### Data to process

◆ ◆ ◆

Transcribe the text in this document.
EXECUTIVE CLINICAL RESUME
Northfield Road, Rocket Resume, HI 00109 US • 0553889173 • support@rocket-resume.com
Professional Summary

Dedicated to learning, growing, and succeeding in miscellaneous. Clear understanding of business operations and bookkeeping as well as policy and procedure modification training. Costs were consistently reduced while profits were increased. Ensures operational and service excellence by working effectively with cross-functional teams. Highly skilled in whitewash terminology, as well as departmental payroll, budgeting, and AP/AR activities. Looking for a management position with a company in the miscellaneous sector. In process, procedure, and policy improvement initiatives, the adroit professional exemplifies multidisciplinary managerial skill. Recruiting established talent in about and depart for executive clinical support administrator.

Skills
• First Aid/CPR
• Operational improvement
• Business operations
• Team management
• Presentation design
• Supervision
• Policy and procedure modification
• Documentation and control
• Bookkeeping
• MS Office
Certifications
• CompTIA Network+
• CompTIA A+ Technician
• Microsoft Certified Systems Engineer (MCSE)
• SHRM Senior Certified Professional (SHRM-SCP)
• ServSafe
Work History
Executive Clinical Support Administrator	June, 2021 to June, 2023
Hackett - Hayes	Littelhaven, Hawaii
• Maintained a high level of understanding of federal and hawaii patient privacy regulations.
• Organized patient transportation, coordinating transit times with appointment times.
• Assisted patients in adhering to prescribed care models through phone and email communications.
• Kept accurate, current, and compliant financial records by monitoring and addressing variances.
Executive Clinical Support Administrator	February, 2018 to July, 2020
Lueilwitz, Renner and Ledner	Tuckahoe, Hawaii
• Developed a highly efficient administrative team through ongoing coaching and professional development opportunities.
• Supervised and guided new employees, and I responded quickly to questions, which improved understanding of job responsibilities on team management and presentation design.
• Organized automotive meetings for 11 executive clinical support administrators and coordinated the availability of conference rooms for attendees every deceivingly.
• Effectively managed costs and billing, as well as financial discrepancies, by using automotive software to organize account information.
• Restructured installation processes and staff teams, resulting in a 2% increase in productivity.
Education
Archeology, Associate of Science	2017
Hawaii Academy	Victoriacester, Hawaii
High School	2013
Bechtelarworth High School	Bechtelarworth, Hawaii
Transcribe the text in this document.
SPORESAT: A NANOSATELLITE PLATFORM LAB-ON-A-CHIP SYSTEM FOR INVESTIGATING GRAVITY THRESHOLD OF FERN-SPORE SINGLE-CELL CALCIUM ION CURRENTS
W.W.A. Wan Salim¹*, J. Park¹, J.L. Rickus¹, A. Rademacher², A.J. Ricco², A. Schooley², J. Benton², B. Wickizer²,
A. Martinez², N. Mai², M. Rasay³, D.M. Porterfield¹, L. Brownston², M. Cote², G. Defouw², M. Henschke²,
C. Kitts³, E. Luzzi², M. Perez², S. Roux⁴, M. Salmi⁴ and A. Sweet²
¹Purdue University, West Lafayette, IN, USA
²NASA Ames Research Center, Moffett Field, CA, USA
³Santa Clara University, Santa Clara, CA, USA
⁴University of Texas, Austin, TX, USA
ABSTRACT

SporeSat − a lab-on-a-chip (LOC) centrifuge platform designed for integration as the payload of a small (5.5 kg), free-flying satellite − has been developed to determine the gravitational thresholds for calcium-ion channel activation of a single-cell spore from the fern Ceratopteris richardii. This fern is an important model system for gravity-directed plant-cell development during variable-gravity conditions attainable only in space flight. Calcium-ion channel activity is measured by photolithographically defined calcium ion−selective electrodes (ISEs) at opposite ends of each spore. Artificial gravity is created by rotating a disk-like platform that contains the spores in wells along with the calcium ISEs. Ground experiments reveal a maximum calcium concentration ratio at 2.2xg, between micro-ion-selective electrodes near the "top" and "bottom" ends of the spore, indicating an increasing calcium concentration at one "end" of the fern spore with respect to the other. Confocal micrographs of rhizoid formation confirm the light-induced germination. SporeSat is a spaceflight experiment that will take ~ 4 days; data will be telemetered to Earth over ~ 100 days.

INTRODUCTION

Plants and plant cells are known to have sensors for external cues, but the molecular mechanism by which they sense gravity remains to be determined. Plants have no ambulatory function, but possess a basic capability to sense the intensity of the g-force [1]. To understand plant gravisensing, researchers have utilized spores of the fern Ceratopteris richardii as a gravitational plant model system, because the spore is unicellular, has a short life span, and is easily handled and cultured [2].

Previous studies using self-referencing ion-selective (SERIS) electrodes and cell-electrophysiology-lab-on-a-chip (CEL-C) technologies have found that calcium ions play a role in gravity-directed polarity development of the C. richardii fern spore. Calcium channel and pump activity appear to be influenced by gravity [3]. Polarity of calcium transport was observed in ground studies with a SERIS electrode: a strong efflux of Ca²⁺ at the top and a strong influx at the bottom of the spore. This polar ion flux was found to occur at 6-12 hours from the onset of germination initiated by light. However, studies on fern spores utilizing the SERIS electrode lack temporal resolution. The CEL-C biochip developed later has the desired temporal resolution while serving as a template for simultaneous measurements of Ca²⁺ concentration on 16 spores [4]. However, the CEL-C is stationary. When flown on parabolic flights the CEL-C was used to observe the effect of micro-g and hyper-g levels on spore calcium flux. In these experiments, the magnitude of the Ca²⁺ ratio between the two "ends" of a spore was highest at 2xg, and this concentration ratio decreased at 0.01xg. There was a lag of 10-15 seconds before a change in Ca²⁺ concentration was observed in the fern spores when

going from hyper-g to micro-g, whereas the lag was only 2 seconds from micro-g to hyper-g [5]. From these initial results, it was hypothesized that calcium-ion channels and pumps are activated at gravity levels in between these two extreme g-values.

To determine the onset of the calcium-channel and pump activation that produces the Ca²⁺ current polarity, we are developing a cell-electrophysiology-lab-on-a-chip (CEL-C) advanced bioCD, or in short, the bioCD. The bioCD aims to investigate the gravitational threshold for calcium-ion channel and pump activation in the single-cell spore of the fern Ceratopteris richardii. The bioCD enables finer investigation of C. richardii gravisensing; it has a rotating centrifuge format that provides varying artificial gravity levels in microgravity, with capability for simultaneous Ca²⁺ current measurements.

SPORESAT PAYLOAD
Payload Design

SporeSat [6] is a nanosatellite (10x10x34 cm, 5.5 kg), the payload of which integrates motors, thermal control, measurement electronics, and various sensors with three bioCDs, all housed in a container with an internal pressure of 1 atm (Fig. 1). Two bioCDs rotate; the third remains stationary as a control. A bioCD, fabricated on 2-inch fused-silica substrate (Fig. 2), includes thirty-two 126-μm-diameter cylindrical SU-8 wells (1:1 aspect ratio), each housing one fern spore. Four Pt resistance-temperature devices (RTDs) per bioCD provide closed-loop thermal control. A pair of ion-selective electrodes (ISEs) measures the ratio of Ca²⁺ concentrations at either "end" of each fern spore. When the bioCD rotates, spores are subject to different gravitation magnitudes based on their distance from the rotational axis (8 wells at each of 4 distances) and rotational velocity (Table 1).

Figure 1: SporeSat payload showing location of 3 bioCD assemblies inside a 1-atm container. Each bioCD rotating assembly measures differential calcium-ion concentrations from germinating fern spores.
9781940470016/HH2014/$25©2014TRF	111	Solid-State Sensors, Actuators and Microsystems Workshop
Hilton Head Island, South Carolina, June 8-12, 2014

◆ ◆ ◆

### What you will do
Search the listing for the string "modification". Copy each line where it turns up.

### Finished exercise
Dedicated to learning, growing, and succeeding in miscellaneous. Clear understanding of business operations and bookkeeping as well as policy and procedure modification training. Costs were consistently reduced while profits were increased. Ensures operational and service excellence by working effectively with cross-functional teams. Highly skilled in whitewash terminology, as well as departmental payroll, budgeting, and AP/AR activities. Looking for a management position with a company in the miscellaneous sector. In process, procedure, and policy improvement initiatives, the adroit professional exemplifies multidisciplinary managerial skill. Recruiting established talent in about and depart for executive clinical support administrator.
• Policy and procedure modification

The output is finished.